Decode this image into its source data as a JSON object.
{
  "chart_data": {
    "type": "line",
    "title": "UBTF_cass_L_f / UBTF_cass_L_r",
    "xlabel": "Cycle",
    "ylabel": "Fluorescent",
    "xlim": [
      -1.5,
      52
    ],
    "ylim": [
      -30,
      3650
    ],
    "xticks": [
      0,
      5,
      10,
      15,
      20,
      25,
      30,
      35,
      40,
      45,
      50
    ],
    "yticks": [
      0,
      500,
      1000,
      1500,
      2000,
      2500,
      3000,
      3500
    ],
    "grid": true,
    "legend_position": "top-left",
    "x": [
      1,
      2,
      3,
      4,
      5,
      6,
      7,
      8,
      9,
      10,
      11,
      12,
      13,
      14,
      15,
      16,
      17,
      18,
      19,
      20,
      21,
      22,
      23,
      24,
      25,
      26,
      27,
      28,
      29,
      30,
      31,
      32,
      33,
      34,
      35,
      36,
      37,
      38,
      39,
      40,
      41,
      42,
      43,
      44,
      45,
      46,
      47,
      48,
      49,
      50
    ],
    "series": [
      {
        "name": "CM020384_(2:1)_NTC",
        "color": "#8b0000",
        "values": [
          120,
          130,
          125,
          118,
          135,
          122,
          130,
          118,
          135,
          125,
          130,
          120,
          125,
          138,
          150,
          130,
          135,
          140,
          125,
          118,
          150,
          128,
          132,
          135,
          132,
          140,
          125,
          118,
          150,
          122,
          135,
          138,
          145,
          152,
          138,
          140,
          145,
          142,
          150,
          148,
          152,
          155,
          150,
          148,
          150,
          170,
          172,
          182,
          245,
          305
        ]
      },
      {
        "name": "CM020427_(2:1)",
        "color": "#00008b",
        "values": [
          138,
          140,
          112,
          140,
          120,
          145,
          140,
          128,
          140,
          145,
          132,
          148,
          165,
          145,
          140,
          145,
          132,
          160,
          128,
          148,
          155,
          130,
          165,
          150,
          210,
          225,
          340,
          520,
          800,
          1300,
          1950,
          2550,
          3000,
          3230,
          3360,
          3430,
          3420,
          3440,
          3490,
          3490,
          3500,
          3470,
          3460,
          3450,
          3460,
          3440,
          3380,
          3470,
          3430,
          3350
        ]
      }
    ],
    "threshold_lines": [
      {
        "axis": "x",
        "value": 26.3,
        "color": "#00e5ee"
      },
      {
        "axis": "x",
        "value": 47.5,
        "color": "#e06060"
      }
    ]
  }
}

[Stated goal]: Repeat the data precisely, reproducing every entry.

[Written answer]:
Decode this image into its source data as a JSON object.
{
  "chart_data": {
    "type": "line",
    "title": "UBTF_cass_L_f / UBTF_cass_L_r",
    "xlabel": "Cycle",
    "ylabel": "Fluorescent",
    "xlim": [
      -1.5,
      52
    ],
    "ylim": [
      -30,
      3650
    ],
    "xticks": [
      0,
      5,
      10,
      15,
      20,
      25,
      30,
      35,
      40,
      45,
      50
    ],
    "yticks": [
      0,
      500,
      1000,
      1500,
      2000,
      2500,
      3000,
      3500
    ],
    "grid": true,
    "legend_position": "top-left",
    "x": [
      1,
      2,
      3,
      4,
      5,
      6,
      7,
      8,
      9,
      10,
      11,
      12,
      13,
      14,
      15,
      16,
      17,
      18,
      19,
      20,
      21,
      22,
      23,
      24,
      25,
      26,
      27,
      28,
      29,
      30,
      31,
      32,
      33,
      34,
      35,
      36,
      37,
      38,
      39,
      40,
      41,
      42,
      43,
      44,
      45,
      46,
      47,
      48,
      49,
      50
    ],
    "series": [
      {
        "name": "CM020384_(2:1)_NTC",
        "color": "#8b0000",
        "values": [
          120,
          130,
          125,
          118,
          135,
          122,
          130,
          118,
          135,
          125,
          130,
          120,
          125,
          138,
          150,
          130,
          135,
          140,
          125,
          118,
          150,
          128,
          132,
          135,
          132,
          140,
          125,
          118,
          150,
          122,
          135,
          138,
          145,
          152,
          138,
          140,
          145,
          142,
          150,
          148,
          152,
          155,
          150,
          148,
          150,
          170,
          172,
          182,
          245,
          305
        ]
      },
      {
        "name": "CM020427_(2:1)",
        "color": "#00008b",
        "values": [
          138,
          140,
          112,
          140,
          120,
          145,
          140,
          128,
          140,
          145,
          132,
          148,
          165,
          145,
          140,
          145,
          132,
          160,
          128,
          148,
          155,
          130,
          165,
          150,
          210,
          225,
          340,
          520,
          800,
          1300,
          1950,
          2550,
          3000,
          3230,
          3360,
          3430,
          3420,
          3440,
          3490,
          3490,
          3500,
          3470,
          3460,
          3450,
          3460,
          3440,
          3380,
          3470,
          3430,
          3350
        ]
      }
    ],
    "threshold_lines": [
      {
        "axis": "x",
        "value": 26.3,
        "color": "#00e5ee"
      },
      {
        "axis": "x",
        "value": 47.5,
        "color": "#e06060"
      }
    ]
  }
}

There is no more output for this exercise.